▶ OBJECTIVES
1. Using the text on Raqibul Hasan, decide whether each statement agrees with it: (a) he scored a century on his first-class debut; (b) his Test debut came against India; (c) he reversed his retirement decision a month after announcing it. Answer yes or no for each and quote the deciding words.
2. Print the lines of the entries between the line holding "Patent image size: (774, 1006)." and the line holding "The drive hub 25 is at (205, 592).", inclusive.

Raqibul Hasan (; born 8 October 1987) is a Bangladeshi international cricketer who also plays for Dhaka Division. He played in the 2006 U-19 Cricket World Cup in Sri Lanka and in 2007 became the first Bangladeshi cricketer to score a triple hundred in first-class cricket when Barisal played Sylhet Division in March 2007. Another notable achievement was a century on his first-class debut, for Bangladesh A against Zimbabwe A in February 2005. he represented Bangladesh in 2011 ICC Cricket World Cup.

Career
He made his One Day International debut for Bangladesh against South Africa in Chittagong in March 2008, where batting at number six in the order, he made 15 runs. In his second match against the same opponents, he scored 63 before hitting 89 against India in the Kitply Cup. Another half-century followed against Sri Lanka in the Asia Cup and after 14 ODIs, he had a respectable batting average of 30.61, which is only bettered by Shahriar Nafees and Shakib Al Hasan amongst Bangladesh's current players.

He made his Test debut against South Africa in November 2008.

On 10 March 2010, Raqibul announced his shock retirement from international cricket. Although he had secured his place in Bangladesh's Test squad, Raqibul's decision was made in protest to his exclusion from the ODI team that faced England and Bangladesh's squad for the 2010 T20 World Cup. A week later, Raqibul went back on his decision but his contract with the Bangladesh Cricket Board (BCB) was terminated and he was told he wouldn't be considered available to play for his country for three months.

▶ PROVIDED DATA
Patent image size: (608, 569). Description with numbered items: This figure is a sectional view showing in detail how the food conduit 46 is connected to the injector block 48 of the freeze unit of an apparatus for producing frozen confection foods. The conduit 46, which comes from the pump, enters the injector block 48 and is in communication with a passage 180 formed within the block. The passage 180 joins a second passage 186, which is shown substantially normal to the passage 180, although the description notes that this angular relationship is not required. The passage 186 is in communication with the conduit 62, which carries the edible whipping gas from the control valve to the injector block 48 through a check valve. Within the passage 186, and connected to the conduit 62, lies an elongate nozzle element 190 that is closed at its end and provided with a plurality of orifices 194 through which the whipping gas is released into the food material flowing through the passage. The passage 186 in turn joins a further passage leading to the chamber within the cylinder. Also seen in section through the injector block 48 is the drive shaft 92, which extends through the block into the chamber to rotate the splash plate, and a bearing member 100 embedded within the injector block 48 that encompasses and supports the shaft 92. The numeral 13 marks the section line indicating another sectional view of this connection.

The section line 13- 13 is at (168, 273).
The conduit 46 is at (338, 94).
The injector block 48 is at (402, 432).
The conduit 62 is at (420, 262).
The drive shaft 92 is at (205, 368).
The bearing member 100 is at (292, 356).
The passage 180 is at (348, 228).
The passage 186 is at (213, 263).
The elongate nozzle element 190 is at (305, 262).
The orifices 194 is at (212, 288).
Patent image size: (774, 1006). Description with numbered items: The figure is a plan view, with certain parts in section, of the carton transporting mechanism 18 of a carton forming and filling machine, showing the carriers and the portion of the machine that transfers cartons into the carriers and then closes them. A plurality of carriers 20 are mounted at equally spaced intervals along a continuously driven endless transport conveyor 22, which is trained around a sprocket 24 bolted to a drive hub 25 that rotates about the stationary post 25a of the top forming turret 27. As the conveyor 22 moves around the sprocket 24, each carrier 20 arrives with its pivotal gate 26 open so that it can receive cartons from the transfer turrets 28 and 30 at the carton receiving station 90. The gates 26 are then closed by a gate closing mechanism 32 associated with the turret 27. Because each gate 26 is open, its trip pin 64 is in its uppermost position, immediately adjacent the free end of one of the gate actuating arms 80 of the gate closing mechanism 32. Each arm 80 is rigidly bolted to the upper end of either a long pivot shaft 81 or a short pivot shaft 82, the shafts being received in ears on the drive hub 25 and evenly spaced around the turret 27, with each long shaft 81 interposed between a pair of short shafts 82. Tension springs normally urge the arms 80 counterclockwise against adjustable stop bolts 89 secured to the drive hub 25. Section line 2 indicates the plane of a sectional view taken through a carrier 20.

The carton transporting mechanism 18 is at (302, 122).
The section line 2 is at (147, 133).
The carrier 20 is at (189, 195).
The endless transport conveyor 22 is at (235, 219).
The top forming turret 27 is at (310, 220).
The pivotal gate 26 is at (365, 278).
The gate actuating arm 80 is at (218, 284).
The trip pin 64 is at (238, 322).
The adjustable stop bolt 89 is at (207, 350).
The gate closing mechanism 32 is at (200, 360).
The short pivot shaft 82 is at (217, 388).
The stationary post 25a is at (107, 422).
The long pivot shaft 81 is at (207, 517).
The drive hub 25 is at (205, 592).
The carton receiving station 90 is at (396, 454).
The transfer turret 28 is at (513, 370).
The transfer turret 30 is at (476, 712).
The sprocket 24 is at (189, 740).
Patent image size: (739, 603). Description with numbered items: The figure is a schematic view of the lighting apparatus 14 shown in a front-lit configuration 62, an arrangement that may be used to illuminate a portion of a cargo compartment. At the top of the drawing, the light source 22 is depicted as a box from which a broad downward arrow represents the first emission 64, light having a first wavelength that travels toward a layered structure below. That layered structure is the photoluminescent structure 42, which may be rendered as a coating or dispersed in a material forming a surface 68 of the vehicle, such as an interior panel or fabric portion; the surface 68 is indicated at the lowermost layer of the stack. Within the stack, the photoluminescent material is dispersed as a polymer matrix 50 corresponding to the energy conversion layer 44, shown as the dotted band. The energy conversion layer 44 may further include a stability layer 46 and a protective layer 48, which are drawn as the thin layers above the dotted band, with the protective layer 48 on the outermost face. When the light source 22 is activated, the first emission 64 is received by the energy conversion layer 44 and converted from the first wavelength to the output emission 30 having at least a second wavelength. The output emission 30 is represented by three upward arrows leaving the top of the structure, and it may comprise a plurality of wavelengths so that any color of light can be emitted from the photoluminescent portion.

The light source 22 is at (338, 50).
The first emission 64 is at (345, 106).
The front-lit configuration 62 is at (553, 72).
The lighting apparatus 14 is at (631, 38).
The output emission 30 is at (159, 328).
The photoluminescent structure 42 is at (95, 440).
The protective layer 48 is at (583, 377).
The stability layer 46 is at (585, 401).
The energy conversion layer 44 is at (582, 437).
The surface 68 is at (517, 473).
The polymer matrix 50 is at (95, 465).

▶ FULL ANSWERS
1.
(a) Yes: "a century on his first-class debut, for Bangladesh A against Zimbabwe A in February 2005"
(b) No: "He made his Test debut against South Africa in November 2008."
(c) No: "A week later, Raqibul went back on his decision"

2.
Patent image size: (774, 1006). Description with numbered items: The figure is a plan view, with certain parts in section, of the carton transporting mechanism 18 of a carton forming and filling machine, showing the carriers and the portion of the machine that transfers cartons into the carriers and then closes them. A plurality of carriers 20 are mounted at equally spaced intervals along a continuously driven endless transport conveyor 22, which is trained around a sprocket 24 bolted to a drive hub 25 that rotates about the stationary post 25a of the top forming turret 27. As the conveyor 22 moves around the sprocket 24, each carrier 20 arrives with its pivotal gate 26 open so that it can receive cartons from the transfer turrets 28 and 30 at the carton receiving station 90. The gates 26 are then closed by a gate closing mechanism 32 associated with the turret 27. Because each gate 26 is open, its trip pin 64 is in its uppermost position, immediately adjacent the free end of one of the gate actuating arms 80 of the gate closing mechanism 32. Each arm 80 is rigidly bolted to the upper end of either a long pivot shaft 81 or a short pivot shaft 82, the shafts being received in ears on the drive hub 25 and evenly spaced around the turret 27, with each long shaft 81 interposed between a pair of short shafts 82. Tension springs normally urge the arms 80 counterclockwise against adjustable stop bolts 89 secured to the drive hub 25. Section line 2 indicates the plane of a sectional view taken through a carrier 20.

The carton transporting mechanism 18 is at (302, 122).
The section line 2 is at (147, 133).
The carrier 20 is at (189, 195).
The endless transport conveyor 22 is at (235, 219).
The top forming turret 27 is at (310, 220).
The pivotal gate 26 is at (365, 278).
The gate actuating arm 80 is at (218, 284).
The trip pin 64 is at (238, 322).
The adjustable stop bolt 89 is at (207, 350).
The gate closing mechanism 32 is at (200, 360).
The short pivot shaft 82 is at (217, 388).
The stationary post 25a is at (107, 422).
The long pivot shaft 81 is at (207, 517).
The drive hub 25 is at (205, 592).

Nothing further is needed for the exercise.